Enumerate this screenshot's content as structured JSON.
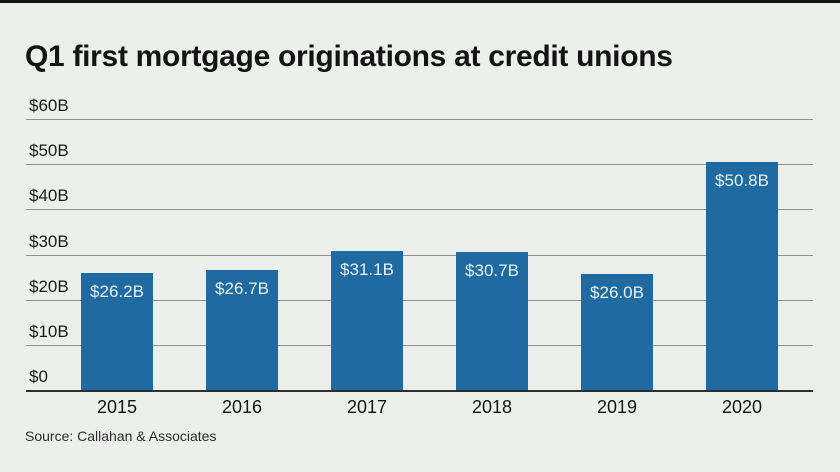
{
  "page": {
    "background_color": "#edefed",
    "top_rule_color": "#151515"
  },
  "title": "Q1 first mortgage originations at credit unions",
  "source": "Source: Callahan & Associates",
  "chart_data": {
    "type": "bar",
    "title": "Q1 first mortgage originations at credit unions",
    "categories": [
      "2015",
      "2016",
      "2017",
      "2018",
      "2019",
      "2020"
    ],
    "values": [
      26.2,
      26.7,
      31.1,
      30.7,
      26.0,
      50.8
    ],
    "bar_labels": [
      "$26.2B",
      "$26.7B",
      "$31.1B",
      "$30.7B",
      "$26.0B",
      "$50.8B"
    ],
    "xlabel": "",
    "ylabel": "",
    "ylim": [
      0,
      60
    ],
    "ytick_step": 10,
    "ytick_labels": [
      "$0",
      "$10B",
      "$20B",
      "$30B",
      "$40B",
      "$50B",
      "$60B"
    ],
    "grid": true,
    "legend": "none",
    "bar_color": "#1f6aa1",
    "bar_value_label_color": "#e9f0f6",
    "gridline_color": "#909090",
    "baseline_color": "#2e2e2e",
    "source": "Source: Callahan & Associates"
  }
}
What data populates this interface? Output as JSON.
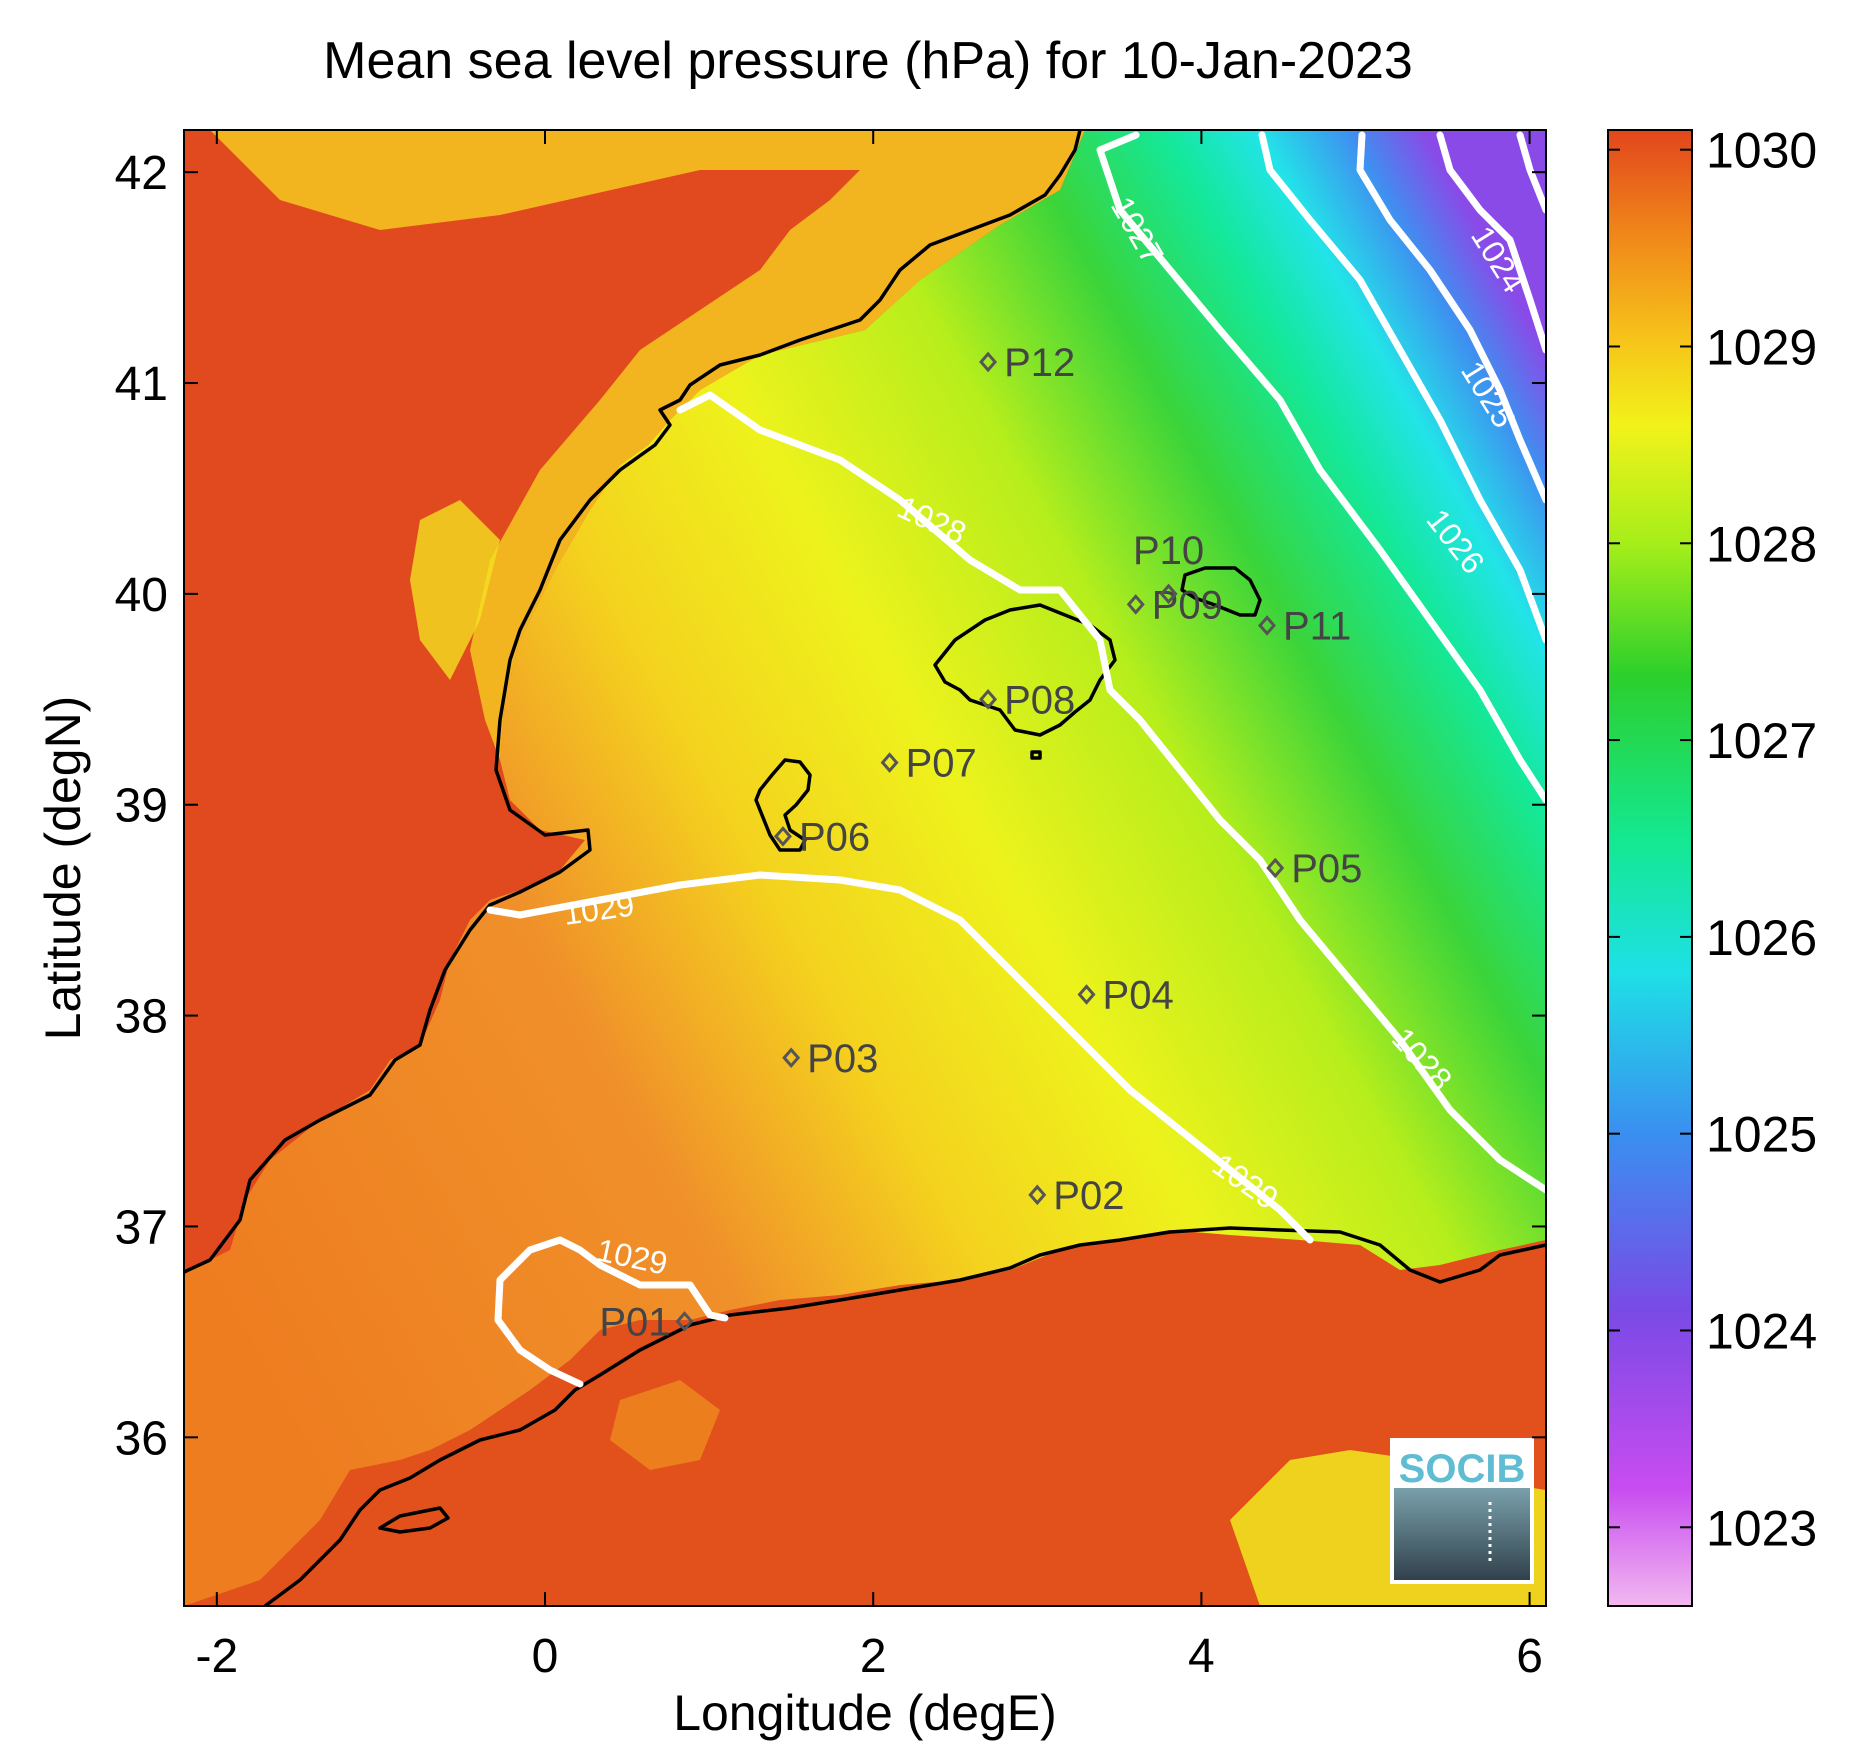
{
  "title": "Mean sea level pressure (hPa) for 10-Jan-2023",
  "x_axis": {
    "label": "Longitude (degE)",
    "range": [
      -2.2,
      6.1
    ],
    "ticks": [
      "-2",
      "0",
      "2",
      "4",
      "6"
    ]
  },
  "y_axis": {
    "label": "Latitude (degN)",
    "range": [
      35.2,
      42.2
    ],
    "ticks": [
      "36",
      "37",
      "38",
      "39",
      "40",
      "41",
      "42"
    ]
  },
  "colorbar": {
    "range": [
      1022.6,
      1030.1
    ],
    "ticks": [
      "1023",
      "1024",
      "1025",
      "1026",
      "1027",
      "1028",
      "1029",
      "1030"
    ],
    "colors": [
      "#f2b8f0",
      "#c84cf0",
      "#7a4ae6",
      "#3a8ff0",
      "#1ee0e6",
      "#14e890",
      "#2ccf2c",
      "#a6ee1a",
      "#f2f21a",
      "#f6c21a",
      "#f0861a",
      "#e2461c"
    ]
  },
  "contour_labels": [
    "1027",
    "1024",
    "1025",
    "1026",
    "1028",
    "1028",
    "1029",
    "1029",
    "1029"
  ],
  "stations": [
    {
      "label": "P01",
      "lon": 0.85,
      "lat": 36.55
    },
    {
      "label": "P02",
      "lon": 3.0,
      "lat": 37.15
    },
    {
      "label": "P03",
      "lon": 1.5,
      "lat": 37.8
    },
    {
      "label": "P04",
      "lon": 3.3,
      "lat": 38.1
    },
    {
      "label": "P05",
      "lon": 4.45,
      "lat": 38.7
    },
    {
      "label": "P06",
      "lon": 1.45,
      "lat": 38.85
    },
    {
      "label": "P07",
      "lon": 2.1,
      "lat": 39.2
    },
    {
      "label": "P08",
      "lon": 2.7,
      "lat": 39.5
    },
    {
      "label": "P09",
      "lon": 3.6,
      "lat": 39.95
    },
    {
      "label": "P10",
      "lon": 3.8,
      "lat": 40.0
    },
    {
      "label": "P11",
      "lon": 4.4,
      "lat": 39.85
    },
    {
      "label": "P12",
      "lon": 2.7,
      "lat": 41.1
    }
  ],
  "logo": {
    "text": "SOCIB"
  },
  "colors": {
    "sea_high": "#ef7a1e",
    "land_high": "#e04a1e",
    "contour": "#ffffff",
    "coast": "#000000",
    "station": "#555555"
  }
}
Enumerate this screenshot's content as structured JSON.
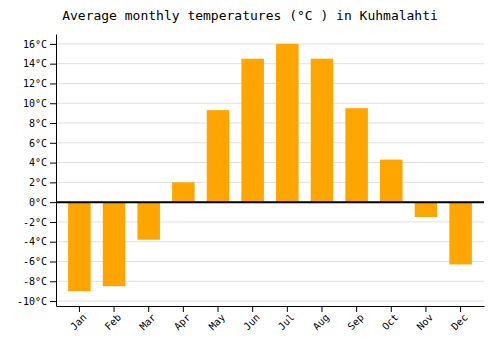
{
  "chart_data": {
    "type": "bar",
    "title": "Average monthly temperatures (°C ) in Kuhmalahti",
    "categories": [
      "Jan",
      "Feb",
      "Mar",
      "Apr",
      "May",
      "Jun",
      "Jul",
      "Aug",
      "Sep",
      "Oct",
      "Nov",
      "Dec"
    ],
    "values": [
      -9.0,
      -8.5,
      -3.8,
      2.0,
      9.3,
      14.5,
      16.0,
      14.5,
      9.5,
      4.3,
      -1.5,
      -6.3
    ],
    "color": "#FFA500",
    "ylim": [
      -10.5,
      17
    ],
    "yticks": [
      {
        "value": -10,
        "label": "-10°C"
      },
      {
        "value": -8,
        "label": "-8°C"
      },
      {
        "value": -6,
        "label": "-6°C"
      },
      {
        "value": -4,
        "label": "-4°C"
      },
      {
        "value": -2,
        "label": "-2°C"
      },
      {
        "value": 0,
        "label": "0°C"
      },
      {
        "value": 2,
        "label": "2°C"
      },
      {
        "value": 4,
        "label": "4°C"
      },
      {
        "value": 6,
        "label": "6°C"
      },
      {
        "value": 8,
        "label": "8°C"
      },
      {
        "value": 10,
        "label": "10°C"
      },
      {
        "value": 12,
        "label": "12°C"
      },
      {
        "value": 14,
        "label": "14°C"
      },
      {
        "value": 16,
        "label": "16°C"
      }
    ],
    "grid": true
  }
}
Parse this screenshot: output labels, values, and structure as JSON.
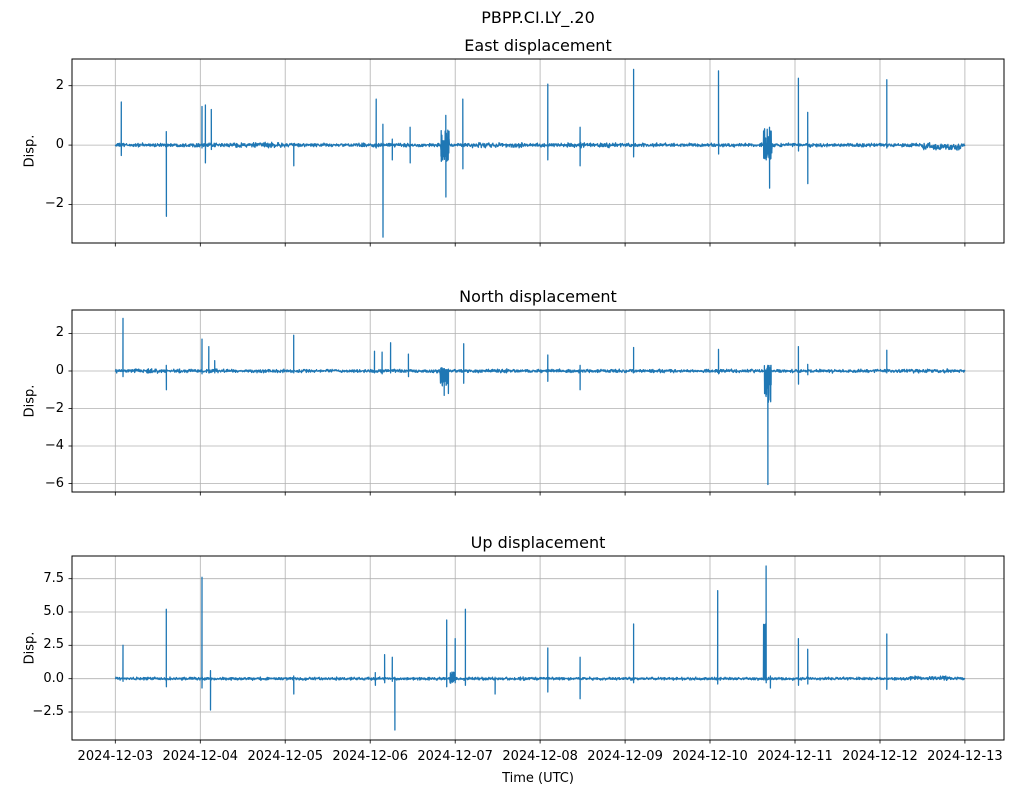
{
  "figure_title": "PBPP.CI.LY_.20",
  "xlabel": "Time (UTC)",
  "colors": {
    "line": "#1f77b4",
    "grid": "#b0b0b0",
    "axis": "#000000",
    "background": "#ffffff"
  },
  "x_axis": {
    "tick_labels": [
      "2024-12-03",
      "2024-12-04",
      "2024-12-05",
      "2024-12-06",
      "2024-12-07",
      "2024-12-08",
      "2024-12-09",
      "2024-12-10",
      "2024-12-11",
      "2024-12-12",
      "2024-12-13"
    ],
    "data_start": "2024-12-03",
    "data_end": "2024-12-13"
  },
  "chart_data": [
    {
      "type": "line",
      "title": "East displacement",
      "ylabel": "Disp.",
      "ytick_vals": [
        2,
        0,
        -2
      ],
      "ytick_labels": [
        "2",
        "0",
        "−2"
      ],
      "ylim": [
        -3.3,
        2.9
      ],
      "grid": true,
      "noise_amp": 0.035,
      "noise_segments": [
        {
          "t0": 1.4,
          "t1": 2.0,
          "amp": 0.05
        },
        {
          "t0": 4.2,
          "t1": 4.8,
          "amp": 0.05
        },
        {
          "t0": 5.3,
          "t1": 6.0,
          "amp": 0.045
        },
        {
          "t0": 9.5,
          "t1": 9.95,
          "amp": 0.06,
          "offset": -0.05
        }
      ],
      "spikes": [
        {
          "t": 0.07,
          "up": 1.45,
          "down": -0.35
        },
        {
          "t": 0.6,
          "up": 0.45,
          "down": -2.4
        },
        {
          "t": 1.02,
          "up": 1.3,
          "down": -0.1
        },
        {
          "t": 1.06,
          "up": 1.35,
          "down": -0.6
        },
        {
          "t": 1.13,
          "up": 1.2,
          "down": -0.15
        },
        {
          "t": 2.1,
          "up": 0.05,
          "down": -0.7
        },
        {
          "t": 3.07,
          "up": 1.55,
          "down": -0.1
        },
        {
          "t": 3.15,
          "up": 0.7,
          "down": -3.1
        },
        {
          "t": 3.26,
          "up": 0.2,
          "down": -0.5
        },
        {
          "t": 3.47,
          "up": 0.6,
          "down": -0.6
        },
        {
          "t": 3.89,
          "up": 1.0,
          "down": -1.75
        },
        {
          "t": 4.09,
          "up": 1.55,
          "down": -0.8
        },
        {
          "t": 5.09,
          "up": 2.05,
          "down": -0.5
        },
        {
          "t": 5.47,
          "up": 0.6,
          "down": -0.7
        },
        {
          "t": 6.1,
          "up": 2.55,
          "down": -0.4
        },
        {
          "t": 7.1,
          "up": 2.5,
          "down": -0.3
        },
        {
          "t": 7.7,
          "up": 0.6,
          "down": -1.45
        },
        {
          "t": 8.04,
          "up": 2.25,
          "down": -0.2
        },
        {
          "t": 8.15,
          "up": 1.1,
          "down": -1.3
        },
        {
          "t": 9.08,
          "up": 2.2,
          "down": -0.1
        }
      ],
      "clusters": [
        {
          "t0": 3.83,
          "t1": 3.93,
          "hi": 0.5,
          "lo": -0.55
        },
        {
          "t0": 7.63,
          "t1": 7.73,
          "hi": 0.55,
          "lo": -0.5
        }
      ]
    },
    {
      "type": "line",
      "title": "North displacement",
      "ylabel": "Disp.",
      "ytick_vals": [
        2,
        0,
        -2,
        -4,
        -6
      ],
      "ytick_labels": [
        "2",
        "0",
        "−2",
        "−4",
        "−6"
      ],
      "ylim": [
        -6.45,
        3.25
      ],
      "grid": true,
      "noise_amp": 0.05,
      "noise_segments": [
        {
          "t0": 0.15,
          "t1": 0.95,
          "amp": 0.06
        },
        {
          "t0": 4.3,
          "t1": 5.0,
          "amp": 0.055
        },
        {
          "t0": 9.3,
          "t1": 9.9,
          "amp": 0.06
        }
      ],
      "spikes": [
        {
          "t": 0.09,
          "up": 2.8,
          "down": -0.3
        },
        {
          "t": 0.6,
          "up": 0.3,
          "down": -1.0
        },
        {
          "t": 1.02,
          "up": 1.7,
          "down": -0.15
        },
        {
          "t": 1.1,
          "up": 1.3,
          "down": -0.1
        },
        {
          "t": 1.17,
          "up": 0.55,
          "down": -0.1
        },
        {
          "t": 2.1,
          "up": 1.9,
          "down": -0.1
        },
        {
          "t": 3.05,
          "up": 1.05,
          "down": -0.1
        },
        {
          "t": 3.14,
          "up": 1.0,
          "down": -0.15
        },
        {
          "t": 3.24,
          "up": 1.5,
          "down": -0.1
        },
        {
          "t": 3.45,
          "up": 0.9,
          "down": -0.3
        },
        {
          "t": 3.87,
          "up": 0.1,
          "down": -1.3
        },
        {
          "t": 3.92,
          "up": 0.1,
          "down": -1.2
        },
        {
          "t": 4.1,
          "up": 1.45,
          "down": -0.65
        },
        {
          "t": 5.09,
          "up": 0.85,
          "down": -0.55
        },
        {
          "t": 5.47,
          "up": 0.3,
          "down": -1.0
        },
        {
          "t": 6.1,
          "up": 1.25,
          "down": -0.1
        },
        {
          "t": 7.1,
          "up": 1.15,
          "down": -0.15
        },
        {
          "t": 7.68,
          "up": 0.3,
          "down": -6.05
        },
        {
          "t": 8.04,
          "up": 1.3,
          "down": -0.7
        },
        {
          "t": 8.15,
          "up": 0.35,
          "down": -0.2
        },
        {
          "t": 9.08,
          "up": 1.1,
          "down": -0.1
        }
      ],
      "clusters": [
        {
          "t0": 3.82,
          "t1": 3.92,
          "hi": 0.2,
          "lo": -0.85
        },
        {
          "t0": 7.64,
          "t1": 7.72,
          "hi": 0.35,
          "lo": -1.7
        }
      ]
    },
    {
      "type": "line",
      "title": "Up displacement",
      "ylabel": "Disp.",
      "ytick_vals": [
        7.5,
        5.0,
        2.5,
        0.0,
        -2.5
      ],
      "ytick_labels": [
        "7.5",
        "5.0",
        "2.5",
        "0.0",
        "−2.5"
      ],
      "ylim": [
        -4.6,
        9.2
      ],
      "grid": true,
      "noise_amp": 0.06,
      "noise_segments": [
        {
          "t0": 4.3,
          "t1": 5.0,
          "amp": 0.07
        },
        {
          "t0": 9.35,
          "t1": 9.85,
          "amp": 0.09,
          "offset": 0.05
        }
      ],
      "spikes": [
        {
          "t": 0.09,
          "up": 2.5,
          "down": -0.2
        },
        {
          "t": 0.6,
          "up": 5.2,
          "down": -0.6
        },
        {
          "t": 1.02,
          "up": 7.6,
          "down": -0.7
        },
        {
          "t": 1.12,
          "up": 0.6,
          "down": -2.35
        },
        {
          "t": 2.1,
          "up": 0.2,
          "down": -1.15
        },
        {
          "t": 3.06,
          "up": 0.45,
          "down": -0.5
        },
        {
          "t": 3.17,
          "up": 1.8,
          "down": -0.3
        },
        {
          "t": 3.26,
          "up": 1.6,
          "down": -0.2
        },
        {
          "t": 3.29,
          "up": 0.1,
          "down": -3.85
        },
        {
          "t": 3.9,
          "up": 4.4,
          "down": -0.6
        },
        {
          "t": 4.0,
          "up": 3.0,
          "down": -0.3
        },
        {
          "t": 4.12,
          "up": 5.2,
          "down": -0.5
        },
        {
          "t": 4.47,
          "up": 0.1,
          "down": -1.15
        },
        {
          "t": 5.09,
          "up": 2.3,
          "down": -1.0
        },
        {
          "t": 5.47,
          "up": 1.6,
          "down": -1.5
        },
        {
          "t": 6.1,
          "up": 4.1,
          "down": -0.3
        },
        {
          "t": 7.09,
          "up": 6.6,
          "down": -0.4
        },
        {
          "t": 7.66,
          "up": 8.45,
          "down": -0.3
        },
        {
          "t": 7.71,
          "up": 0.2,
          "down": -0.7
        },
        {
          "t": 8.04,
          "up": 3.0,
          "down": -0.5
        },
        {
          "t": 8.15,
          "up": 2.2,
          "down": -0.4
        },
        {
          "t": 9.08,
          "up": 3.35,
          "down": -0.8
        }
      ],
      "clusters": [
        {
          "t0": 3.94,
          "t1": 4.0,
          "hi": 0.5,
          "lo": -0.35
        },
        {
          "t0": 7.63,
          "t1": 7.66,
          "hi": 4.7,
          "lo": -0.2
        }
      ]
    }
  ]
}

◆ **Directions**: Tell how many lines of the data above hold the string "originations". Give only the number.

◆ **Task output**: 2